▸ **Exercise instructions**: Say how many lines in the records include the string "kind", adding no other words.

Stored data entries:
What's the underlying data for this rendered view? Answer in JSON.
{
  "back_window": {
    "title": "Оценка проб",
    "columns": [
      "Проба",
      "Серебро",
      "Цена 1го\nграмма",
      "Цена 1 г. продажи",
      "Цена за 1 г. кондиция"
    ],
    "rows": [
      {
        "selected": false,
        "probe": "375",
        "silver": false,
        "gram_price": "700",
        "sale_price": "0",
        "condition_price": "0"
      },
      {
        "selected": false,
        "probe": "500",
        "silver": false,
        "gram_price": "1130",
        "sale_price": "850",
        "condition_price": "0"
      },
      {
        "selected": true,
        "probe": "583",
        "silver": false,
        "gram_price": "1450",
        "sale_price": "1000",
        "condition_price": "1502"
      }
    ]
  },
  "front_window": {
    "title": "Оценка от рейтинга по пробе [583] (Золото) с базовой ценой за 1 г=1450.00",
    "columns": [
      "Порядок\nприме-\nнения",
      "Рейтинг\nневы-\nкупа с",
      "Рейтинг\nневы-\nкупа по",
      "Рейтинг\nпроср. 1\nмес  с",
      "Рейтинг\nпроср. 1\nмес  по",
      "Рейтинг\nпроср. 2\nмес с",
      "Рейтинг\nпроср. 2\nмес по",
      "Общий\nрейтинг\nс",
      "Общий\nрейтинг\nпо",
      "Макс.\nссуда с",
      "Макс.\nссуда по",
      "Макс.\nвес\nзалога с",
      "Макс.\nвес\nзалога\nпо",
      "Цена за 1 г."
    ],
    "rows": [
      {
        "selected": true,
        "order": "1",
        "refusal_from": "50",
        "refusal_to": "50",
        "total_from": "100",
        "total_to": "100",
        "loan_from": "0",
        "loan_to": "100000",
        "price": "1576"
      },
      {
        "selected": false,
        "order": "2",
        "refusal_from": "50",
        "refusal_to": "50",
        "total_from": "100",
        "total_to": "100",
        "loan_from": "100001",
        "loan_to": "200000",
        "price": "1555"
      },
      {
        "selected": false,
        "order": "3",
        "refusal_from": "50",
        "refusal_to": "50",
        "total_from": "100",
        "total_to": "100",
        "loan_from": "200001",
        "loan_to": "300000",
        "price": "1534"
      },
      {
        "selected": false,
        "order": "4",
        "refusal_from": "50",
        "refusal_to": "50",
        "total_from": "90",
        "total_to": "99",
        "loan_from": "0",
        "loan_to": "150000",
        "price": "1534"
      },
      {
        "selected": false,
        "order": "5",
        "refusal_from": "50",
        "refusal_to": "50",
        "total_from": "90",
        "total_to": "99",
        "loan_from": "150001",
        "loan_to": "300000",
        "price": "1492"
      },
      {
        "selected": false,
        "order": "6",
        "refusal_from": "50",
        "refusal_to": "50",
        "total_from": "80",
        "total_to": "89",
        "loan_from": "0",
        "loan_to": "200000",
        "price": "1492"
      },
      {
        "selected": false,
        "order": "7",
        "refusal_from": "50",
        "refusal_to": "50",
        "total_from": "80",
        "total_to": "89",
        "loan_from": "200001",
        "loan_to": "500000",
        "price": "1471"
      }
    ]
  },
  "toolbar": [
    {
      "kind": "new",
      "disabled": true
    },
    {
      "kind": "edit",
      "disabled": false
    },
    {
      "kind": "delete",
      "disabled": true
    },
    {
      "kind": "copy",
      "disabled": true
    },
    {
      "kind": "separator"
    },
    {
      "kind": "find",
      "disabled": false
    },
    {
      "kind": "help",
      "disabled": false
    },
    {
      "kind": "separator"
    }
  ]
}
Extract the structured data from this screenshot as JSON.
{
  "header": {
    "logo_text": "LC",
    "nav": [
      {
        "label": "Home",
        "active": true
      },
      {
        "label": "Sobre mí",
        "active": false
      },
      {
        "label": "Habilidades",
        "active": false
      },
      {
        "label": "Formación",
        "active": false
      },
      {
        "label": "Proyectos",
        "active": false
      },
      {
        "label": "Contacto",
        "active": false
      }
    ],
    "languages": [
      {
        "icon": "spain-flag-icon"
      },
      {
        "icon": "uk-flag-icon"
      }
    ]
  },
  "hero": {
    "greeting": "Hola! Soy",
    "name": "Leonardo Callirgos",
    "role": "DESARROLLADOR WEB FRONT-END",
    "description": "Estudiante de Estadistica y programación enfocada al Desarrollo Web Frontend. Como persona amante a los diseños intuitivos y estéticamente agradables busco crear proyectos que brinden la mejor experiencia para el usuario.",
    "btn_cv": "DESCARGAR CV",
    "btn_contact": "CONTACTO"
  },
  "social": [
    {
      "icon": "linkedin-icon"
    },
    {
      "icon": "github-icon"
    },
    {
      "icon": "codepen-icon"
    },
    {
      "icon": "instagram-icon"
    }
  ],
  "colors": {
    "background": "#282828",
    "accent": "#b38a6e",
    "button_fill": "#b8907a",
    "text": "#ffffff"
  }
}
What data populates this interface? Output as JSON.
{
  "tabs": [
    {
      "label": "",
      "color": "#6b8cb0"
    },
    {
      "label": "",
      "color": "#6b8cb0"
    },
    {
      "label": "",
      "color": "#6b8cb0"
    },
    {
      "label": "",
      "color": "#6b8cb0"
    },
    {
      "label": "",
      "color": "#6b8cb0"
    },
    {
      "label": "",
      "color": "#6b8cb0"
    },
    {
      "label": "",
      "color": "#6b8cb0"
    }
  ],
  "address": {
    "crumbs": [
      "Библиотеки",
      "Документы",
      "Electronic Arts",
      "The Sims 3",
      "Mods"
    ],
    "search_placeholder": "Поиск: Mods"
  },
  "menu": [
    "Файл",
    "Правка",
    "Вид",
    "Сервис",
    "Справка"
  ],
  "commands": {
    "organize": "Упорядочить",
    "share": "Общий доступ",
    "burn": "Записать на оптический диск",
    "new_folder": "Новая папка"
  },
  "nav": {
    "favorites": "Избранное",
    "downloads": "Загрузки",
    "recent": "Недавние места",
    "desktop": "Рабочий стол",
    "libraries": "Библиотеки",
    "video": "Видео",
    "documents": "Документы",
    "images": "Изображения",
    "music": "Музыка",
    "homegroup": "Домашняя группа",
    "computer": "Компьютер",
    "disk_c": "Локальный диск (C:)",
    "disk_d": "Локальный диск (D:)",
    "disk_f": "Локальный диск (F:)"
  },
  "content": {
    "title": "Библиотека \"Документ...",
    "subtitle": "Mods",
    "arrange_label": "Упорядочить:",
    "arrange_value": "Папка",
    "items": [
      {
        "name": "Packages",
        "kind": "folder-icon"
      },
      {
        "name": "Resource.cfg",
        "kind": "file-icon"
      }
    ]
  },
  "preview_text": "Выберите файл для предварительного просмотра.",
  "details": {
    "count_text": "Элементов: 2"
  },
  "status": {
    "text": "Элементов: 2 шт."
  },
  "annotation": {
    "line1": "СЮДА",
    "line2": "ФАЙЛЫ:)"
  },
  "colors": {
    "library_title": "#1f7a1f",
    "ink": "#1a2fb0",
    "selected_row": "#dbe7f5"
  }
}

▸ **Answer to this exercise**: 10